■ RECORDS PROVIDED
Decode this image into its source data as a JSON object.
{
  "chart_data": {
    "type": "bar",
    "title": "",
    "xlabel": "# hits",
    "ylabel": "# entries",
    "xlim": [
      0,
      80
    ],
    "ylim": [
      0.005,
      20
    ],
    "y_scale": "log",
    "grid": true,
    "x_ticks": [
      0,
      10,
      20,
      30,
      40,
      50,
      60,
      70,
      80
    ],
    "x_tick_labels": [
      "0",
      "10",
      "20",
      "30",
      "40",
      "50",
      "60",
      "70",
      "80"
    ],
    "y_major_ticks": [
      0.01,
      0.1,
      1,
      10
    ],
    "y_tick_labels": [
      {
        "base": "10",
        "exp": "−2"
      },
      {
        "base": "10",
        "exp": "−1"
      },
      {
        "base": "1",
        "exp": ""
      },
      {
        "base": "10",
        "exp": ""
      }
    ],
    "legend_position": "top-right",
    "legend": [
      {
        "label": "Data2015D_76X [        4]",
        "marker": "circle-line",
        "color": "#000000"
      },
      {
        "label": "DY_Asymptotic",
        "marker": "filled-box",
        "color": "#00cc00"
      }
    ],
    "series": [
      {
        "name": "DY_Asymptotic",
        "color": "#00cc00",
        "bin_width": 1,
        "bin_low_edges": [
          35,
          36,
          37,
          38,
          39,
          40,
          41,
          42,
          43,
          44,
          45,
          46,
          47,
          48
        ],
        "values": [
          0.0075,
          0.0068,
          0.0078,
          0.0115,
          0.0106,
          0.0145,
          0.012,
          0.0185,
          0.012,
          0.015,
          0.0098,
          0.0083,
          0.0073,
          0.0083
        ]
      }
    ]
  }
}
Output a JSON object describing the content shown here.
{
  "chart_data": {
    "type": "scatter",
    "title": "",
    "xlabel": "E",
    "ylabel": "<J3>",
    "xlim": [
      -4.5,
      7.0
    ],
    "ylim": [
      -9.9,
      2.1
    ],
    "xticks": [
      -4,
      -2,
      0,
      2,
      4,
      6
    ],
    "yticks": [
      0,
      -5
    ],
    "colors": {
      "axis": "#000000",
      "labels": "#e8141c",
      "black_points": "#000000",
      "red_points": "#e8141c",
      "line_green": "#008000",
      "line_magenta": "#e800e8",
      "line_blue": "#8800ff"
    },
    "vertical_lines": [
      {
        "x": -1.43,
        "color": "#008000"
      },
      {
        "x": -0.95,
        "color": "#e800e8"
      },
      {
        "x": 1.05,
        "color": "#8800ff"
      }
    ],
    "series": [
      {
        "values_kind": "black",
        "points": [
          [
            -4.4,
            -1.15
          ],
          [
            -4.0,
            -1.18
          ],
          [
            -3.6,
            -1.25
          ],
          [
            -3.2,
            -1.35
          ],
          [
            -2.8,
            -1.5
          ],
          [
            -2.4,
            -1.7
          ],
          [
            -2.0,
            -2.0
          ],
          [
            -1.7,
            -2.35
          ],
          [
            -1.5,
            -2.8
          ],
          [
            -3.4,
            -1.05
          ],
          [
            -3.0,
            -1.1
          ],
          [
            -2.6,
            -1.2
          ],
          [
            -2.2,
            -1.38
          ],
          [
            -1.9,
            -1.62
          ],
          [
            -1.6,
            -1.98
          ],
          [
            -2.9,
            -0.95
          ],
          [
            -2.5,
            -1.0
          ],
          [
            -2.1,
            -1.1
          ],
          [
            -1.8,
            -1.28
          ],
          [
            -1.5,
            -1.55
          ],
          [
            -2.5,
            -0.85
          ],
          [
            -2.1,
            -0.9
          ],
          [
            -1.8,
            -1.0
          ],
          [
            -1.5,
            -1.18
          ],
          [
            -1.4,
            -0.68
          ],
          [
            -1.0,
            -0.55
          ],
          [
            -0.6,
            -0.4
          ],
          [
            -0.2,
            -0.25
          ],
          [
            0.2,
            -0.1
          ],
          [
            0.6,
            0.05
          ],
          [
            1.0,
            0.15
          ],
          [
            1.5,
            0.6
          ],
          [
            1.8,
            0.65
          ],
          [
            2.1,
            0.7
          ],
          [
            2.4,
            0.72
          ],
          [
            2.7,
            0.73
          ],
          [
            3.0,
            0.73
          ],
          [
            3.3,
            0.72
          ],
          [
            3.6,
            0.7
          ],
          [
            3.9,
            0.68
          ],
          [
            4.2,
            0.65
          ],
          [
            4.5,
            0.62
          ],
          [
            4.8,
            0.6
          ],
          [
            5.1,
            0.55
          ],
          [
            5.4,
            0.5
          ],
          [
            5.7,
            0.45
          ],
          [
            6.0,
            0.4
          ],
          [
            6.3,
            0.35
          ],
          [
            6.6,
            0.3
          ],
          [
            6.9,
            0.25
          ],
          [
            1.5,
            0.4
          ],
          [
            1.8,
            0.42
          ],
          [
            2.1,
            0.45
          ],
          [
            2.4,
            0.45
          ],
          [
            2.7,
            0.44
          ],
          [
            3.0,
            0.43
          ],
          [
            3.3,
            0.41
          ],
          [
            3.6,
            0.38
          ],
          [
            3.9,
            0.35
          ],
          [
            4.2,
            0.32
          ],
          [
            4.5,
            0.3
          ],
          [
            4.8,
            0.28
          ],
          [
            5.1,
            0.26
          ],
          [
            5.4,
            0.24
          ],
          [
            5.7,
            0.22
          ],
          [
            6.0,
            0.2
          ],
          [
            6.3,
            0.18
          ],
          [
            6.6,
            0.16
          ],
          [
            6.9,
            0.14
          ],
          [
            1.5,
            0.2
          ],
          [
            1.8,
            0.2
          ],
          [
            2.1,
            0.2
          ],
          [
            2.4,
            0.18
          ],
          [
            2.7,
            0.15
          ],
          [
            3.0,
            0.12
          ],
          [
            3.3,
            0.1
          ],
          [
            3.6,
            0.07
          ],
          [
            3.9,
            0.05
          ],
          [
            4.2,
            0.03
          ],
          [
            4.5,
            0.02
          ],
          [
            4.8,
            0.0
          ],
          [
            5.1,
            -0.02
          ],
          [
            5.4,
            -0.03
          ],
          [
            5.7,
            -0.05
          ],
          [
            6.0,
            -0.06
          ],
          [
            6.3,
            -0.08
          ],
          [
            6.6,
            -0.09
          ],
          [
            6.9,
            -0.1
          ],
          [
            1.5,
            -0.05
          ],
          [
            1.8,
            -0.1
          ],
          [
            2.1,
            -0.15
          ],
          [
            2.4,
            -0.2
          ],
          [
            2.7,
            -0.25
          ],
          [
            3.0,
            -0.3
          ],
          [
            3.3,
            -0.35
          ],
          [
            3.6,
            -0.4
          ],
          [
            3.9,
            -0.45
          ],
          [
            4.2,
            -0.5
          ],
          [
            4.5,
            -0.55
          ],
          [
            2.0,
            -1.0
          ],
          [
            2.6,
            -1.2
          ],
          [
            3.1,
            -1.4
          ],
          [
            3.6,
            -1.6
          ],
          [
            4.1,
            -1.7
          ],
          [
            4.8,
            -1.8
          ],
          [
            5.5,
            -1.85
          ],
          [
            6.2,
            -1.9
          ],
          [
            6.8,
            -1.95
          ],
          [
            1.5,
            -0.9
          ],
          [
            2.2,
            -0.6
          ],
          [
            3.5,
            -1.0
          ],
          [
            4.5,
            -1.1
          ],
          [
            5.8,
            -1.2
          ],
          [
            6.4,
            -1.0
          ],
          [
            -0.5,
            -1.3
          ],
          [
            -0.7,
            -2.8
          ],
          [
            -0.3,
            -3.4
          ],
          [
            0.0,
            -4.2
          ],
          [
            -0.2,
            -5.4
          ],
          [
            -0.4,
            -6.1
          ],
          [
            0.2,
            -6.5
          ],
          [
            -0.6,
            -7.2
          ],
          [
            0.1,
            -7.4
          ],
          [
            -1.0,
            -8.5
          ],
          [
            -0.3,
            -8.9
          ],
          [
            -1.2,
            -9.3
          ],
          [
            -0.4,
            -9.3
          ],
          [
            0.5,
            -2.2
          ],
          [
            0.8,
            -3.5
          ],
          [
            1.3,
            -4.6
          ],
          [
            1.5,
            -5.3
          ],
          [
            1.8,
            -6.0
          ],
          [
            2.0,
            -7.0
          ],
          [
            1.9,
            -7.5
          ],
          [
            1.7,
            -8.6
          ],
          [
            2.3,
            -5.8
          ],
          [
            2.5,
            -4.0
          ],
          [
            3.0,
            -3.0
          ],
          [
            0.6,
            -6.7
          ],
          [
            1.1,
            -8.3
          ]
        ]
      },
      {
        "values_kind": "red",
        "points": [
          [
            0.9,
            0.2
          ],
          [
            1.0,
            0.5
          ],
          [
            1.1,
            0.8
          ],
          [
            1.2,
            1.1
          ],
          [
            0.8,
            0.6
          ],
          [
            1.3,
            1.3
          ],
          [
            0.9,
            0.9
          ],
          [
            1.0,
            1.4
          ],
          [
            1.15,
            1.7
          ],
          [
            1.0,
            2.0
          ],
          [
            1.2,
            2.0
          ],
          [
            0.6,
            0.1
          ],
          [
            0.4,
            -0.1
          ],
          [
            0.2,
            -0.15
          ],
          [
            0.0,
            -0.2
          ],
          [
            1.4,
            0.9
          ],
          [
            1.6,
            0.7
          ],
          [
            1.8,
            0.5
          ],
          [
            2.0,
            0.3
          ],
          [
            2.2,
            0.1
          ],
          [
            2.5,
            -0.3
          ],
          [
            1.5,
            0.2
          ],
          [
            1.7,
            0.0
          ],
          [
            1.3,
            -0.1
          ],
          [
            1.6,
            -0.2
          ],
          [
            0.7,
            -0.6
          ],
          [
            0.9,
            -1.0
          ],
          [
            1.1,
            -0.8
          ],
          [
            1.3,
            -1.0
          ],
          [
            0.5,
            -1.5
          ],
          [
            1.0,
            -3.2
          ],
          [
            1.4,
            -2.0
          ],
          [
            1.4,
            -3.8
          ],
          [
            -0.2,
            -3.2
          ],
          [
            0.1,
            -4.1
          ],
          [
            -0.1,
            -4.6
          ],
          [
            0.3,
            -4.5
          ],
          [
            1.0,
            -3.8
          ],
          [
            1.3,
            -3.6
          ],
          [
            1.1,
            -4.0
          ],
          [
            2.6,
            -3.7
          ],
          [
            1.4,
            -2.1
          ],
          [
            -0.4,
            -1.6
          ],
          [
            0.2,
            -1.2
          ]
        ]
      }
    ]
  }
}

■ EXERCISE GOAL
Which lines in the data above contain "JSON"? Show each one.

■ EXERCISE ANSWER
Decode this image into its source data as a JSON object.
Output a JSON object describing the content shown here.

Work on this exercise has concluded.